-- EXTRACTED INFORMATION start --

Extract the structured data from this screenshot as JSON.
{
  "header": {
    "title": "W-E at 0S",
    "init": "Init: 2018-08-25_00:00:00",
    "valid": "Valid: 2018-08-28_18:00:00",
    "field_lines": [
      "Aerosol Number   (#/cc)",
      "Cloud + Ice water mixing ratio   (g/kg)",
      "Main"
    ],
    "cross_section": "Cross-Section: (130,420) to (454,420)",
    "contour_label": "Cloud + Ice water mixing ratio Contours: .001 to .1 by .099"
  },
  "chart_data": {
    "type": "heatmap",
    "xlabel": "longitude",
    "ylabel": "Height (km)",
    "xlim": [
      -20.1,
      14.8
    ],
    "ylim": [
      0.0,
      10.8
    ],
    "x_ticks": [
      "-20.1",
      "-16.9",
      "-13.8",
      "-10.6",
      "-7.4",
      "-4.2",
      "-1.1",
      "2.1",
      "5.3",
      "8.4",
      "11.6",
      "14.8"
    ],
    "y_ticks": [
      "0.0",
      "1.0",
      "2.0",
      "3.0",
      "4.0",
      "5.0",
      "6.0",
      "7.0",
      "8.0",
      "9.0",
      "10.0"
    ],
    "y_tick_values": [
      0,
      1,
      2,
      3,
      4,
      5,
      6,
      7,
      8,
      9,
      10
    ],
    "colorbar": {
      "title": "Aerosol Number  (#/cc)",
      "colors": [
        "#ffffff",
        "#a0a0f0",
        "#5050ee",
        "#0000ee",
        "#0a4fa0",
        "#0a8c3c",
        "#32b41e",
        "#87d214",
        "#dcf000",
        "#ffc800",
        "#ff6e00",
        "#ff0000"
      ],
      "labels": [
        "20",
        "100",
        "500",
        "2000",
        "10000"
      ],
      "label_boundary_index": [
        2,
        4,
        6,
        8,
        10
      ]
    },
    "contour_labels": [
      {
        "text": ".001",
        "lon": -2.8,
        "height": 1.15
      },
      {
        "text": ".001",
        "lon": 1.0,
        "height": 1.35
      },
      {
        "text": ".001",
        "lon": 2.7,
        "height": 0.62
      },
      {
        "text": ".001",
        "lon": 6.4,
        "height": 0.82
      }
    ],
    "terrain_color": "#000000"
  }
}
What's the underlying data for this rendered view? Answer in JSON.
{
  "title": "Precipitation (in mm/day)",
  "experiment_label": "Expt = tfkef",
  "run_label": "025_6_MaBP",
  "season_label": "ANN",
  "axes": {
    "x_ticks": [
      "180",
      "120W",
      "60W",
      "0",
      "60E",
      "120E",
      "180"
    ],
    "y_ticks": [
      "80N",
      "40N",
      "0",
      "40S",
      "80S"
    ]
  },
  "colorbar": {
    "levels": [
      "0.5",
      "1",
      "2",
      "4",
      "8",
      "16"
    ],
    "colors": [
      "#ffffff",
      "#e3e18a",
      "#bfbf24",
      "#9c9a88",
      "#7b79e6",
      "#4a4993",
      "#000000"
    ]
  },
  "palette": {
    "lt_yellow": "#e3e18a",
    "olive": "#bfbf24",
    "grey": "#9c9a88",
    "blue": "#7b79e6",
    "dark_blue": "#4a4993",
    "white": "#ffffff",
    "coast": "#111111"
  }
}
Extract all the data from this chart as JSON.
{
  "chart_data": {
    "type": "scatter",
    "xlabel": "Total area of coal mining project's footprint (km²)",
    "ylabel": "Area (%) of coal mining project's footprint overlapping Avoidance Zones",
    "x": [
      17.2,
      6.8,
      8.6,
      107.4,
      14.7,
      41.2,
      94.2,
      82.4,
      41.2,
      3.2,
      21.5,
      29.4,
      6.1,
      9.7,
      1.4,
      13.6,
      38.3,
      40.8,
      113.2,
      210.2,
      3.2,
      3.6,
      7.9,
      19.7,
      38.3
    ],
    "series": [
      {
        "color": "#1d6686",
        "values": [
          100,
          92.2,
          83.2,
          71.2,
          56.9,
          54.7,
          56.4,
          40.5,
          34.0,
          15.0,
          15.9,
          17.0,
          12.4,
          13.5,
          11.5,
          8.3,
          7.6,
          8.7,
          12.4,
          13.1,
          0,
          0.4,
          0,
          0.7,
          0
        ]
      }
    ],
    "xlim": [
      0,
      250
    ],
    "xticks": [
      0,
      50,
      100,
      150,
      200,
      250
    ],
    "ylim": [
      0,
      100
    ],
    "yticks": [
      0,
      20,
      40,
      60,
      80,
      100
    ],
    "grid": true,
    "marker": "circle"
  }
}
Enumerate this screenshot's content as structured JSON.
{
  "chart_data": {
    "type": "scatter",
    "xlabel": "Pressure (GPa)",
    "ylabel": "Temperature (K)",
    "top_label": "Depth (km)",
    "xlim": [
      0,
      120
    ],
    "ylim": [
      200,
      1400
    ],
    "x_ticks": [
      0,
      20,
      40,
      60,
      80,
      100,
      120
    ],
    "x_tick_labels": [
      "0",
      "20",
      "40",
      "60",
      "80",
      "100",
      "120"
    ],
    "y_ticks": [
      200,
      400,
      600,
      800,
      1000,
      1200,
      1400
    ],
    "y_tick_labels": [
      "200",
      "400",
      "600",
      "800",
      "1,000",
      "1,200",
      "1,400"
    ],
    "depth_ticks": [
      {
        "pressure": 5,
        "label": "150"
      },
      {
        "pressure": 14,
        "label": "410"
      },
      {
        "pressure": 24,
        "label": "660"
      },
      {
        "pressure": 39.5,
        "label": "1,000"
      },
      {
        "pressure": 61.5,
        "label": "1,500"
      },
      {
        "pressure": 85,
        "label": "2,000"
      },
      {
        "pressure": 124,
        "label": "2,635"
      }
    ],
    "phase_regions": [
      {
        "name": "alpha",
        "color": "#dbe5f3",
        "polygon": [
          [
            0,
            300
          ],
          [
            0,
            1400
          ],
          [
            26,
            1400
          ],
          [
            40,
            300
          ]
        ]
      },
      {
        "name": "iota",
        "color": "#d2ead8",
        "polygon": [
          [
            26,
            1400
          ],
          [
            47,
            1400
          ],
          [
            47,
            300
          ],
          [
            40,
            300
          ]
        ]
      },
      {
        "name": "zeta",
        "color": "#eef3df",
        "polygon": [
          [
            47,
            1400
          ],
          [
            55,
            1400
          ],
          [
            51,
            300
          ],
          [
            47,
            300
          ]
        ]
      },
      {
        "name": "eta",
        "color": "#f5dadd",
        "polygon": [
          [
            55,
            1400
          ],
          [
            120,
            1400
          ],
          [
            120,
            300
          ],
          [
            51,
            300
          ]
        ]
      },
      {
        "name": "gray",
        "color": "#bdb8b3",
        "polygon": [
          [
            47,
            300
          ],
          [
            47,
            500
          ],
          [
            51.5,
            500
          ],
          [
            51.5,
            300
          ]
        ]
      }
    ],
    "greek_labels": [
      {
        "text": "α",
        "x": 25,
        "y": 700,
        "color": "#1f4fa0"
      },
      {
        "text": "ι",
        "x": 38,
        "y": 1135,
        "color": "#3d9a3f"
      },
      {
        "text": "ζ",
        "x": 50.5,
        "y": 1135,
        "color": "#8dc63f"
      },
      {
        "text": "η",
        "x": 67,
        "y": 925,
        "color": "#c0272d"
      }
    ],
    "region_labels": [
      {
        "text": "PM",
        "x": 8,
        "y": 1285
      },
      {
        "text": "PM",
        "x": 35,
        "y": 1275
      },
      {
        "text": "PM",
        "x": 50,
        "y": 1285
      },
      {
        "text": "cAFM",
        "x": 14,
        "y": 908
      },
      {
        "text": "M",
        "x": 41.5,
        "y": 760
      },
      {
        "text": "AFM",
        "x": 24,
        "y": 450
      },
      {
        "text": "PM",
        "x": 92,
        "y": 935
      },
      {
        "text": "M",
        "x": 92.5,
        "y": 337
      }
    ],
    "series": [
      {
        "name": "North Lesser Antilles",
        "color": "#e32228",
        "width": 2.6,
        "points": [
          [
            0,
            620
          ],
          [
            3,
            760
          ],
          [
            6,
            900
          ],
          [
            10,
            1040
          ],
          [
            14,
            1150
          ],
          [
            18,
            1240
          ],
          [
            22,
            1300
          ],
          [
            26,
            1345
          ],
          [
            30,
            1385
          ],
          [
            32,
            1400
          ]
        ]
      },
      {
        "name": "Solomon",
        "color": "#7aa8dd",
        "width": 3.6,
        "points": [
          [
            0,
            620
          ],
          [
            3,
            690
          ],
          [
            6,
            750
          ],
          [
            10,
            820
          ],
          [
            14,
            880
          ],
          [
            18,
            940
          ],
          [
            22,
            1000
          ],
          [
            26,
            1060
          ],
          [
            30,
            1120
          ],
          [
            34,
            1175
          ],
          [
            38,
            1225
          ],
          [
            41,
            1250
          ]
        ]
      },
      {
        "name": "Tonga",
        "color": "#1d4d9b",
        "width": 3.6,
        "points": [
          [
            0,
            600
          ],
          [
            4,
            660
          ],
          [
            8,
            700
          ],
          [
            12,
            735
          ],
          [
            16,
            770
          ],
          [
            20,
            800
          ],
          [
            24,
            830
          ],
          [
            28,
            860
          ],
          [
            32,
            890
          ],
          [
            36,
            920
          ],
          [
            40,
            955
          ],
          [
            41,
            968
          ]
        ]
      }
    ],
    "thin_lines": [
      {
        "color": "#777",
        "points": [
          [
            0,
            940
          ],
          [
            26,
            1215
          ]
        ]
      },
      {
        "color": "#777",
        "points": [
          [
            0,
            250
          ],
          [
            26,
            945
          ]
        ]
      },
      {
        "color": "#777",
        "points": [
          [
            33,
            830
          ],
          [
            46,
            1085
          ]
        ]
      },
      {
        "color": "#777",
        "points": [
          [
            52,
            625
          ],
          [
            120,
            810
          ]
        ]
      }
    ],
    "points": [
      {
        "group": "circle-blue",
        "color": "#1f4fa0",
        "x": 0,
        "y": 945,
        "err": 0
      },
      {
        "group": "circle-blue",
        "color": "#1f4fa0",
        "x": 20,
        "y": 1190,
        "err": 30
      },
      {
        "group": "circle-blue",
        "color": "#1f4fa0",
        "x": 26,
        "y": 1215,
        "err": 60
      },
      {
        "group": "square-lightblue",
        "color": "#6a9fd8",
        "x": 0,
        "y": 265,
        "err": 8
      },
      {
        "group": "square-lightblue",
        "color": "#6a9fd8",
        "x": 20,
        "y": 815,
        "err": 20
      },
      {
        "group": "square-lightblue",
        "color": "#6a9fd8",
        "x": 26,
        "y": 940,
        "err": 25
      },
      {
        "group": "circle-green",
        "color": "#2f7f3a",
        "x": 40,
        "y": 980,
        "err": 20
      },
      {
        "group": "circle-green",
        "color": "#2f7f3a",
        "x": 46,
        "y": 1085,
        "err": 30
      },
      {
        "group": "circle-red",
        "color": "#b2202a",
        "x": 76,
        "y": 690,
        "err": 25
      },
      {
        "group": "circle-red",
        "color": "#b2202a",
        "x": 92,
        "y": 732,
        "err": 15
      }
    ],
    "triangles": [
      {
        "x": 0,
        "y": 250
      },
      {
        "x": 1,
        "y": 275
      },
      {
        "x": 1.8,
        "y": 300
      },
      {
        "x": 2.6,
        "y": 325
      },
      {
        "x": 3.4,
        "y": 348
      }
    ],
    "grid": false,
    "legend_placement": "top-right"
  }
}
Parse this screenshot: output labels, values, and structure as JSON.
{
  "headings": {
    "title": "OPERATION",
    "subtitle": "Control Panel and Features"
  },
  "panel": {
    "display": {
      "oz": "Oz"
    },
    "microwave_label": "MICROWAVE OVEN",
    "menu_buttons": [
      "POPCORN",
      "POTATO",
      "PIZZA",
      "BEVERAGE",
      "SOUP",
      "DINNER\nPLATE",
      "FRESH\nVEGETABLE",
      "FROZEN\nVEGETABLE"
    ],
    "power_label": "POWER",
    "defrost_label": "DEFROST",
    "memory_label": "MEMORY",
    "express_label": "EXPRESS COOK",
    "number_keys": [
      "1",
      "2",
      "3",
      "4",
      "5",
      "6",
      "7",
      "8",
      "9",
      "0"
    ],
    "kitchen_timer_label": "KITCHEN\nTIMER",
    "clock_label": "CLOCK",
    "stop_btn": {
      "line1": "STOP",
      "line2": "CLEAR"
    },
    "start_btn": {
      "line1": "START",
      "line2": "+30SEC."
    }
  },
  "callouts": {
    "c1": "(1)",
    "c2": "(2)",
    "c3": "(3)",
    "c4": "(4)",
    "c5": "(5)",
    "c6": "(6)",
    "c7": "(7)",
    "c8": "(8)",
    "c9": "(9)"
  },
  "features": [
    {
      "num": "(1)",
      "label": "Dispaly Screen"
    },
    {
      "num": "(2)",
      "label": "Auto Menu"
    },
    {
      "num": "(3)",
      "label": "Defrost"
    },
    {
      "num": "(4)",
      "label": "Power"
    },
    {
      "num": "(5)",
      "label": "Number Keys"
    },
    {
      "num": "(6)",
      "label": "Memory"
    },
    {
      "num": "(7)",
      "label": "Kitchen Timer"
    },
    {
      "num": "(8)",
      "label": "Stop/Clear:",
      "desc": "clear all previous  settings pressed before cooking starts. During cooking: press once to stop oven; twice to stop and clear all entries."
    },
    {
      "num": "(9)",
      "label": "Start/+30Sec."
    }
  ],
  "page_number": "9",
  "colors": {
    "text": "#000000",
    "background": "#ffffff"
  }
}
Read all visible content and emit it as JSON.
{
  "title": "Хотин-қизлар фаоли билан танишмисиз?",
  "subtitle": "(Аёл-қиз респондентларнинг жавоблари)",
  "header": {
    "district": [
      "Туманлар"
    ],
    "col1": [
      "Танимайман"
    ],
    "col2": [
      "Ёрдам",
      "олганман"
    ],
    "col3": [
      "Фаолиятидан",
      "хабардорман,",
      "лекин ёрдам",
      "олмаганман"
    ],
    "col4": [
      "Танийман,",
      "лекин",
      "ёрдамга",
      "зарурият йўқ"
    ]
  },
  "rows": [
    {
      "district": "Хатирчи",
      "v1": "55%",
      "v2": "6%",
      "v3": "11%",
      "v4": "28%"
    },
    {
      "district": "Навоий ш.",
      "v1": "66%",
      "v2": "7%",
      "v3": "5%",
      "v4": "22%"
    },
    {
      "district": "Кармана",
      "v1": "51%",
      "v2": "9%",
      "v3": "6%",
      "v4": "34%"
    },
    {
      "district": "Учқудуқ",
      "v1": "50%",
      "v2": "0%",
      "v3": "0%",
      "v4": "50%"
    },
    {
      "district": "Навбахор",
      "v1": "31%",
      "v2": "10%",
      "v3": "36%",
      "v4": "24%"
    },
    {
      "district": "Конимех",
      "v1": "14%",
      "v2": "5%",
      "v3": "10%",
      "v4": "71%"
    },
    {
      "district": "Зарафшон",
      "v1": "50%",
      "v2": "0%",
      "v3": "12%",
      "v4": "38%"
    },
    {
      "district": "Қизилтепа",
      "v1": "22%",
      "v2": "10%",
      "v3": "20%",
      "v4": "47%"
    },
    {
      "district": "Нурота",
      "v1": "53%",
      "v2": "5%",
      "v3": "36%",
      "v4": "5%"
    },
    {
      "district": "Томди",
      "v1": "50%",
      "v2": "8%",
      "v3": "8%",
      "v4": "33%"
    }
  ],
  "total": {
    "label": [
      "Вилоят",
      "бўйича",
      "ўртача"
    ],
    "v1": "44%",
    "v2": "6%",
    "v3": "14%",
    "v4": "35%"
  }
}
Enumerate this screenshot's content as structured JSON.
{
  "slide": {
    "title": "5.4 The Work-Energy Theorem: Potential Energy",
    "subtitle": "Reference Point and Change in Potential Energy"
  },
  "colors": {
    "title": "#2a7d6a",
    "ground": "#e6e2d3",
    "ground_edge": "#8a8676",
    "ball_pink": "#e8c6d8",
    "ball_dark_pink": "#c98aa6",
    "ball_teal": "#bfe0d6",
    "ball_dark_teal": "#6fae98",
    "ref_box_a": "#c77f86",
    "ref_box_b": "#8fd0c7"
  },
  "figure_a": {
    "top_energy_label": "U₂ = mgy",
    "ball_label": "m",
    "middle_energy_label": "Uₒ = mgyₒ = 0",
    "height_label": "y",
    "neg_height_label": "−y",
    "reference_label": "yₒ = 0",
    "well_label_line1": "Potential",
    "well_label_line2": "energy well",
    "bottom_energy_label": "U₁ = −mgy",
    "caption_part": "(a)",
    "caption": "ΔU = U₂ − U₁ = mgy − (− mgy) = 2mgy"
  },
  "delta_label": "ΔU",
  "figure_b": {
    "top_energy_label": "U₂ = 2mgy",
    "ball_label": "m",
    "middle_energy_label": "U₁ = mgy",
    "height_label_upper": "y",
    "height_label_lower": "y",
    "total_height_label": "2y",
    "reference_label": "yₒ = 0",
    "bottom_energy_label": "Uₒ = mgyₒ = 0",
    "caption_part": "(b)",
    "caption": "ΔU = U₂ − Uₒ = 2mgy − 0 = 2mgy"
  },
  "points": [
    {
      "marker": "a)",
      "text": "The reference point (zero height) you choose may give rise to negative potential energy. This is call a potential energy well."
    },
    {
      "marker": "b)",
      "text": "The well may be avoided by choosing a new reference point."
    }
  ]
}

-- EXTRACTED INFORMATION end --

WHAT THE EXERCISE ASKS - Copy out every line in the entries above that holds "nVEGETABLE".

FINISHED EXERCISE -
      "FRESH\nVEGETABLE",
      "FROZEN\nVEGETABLE"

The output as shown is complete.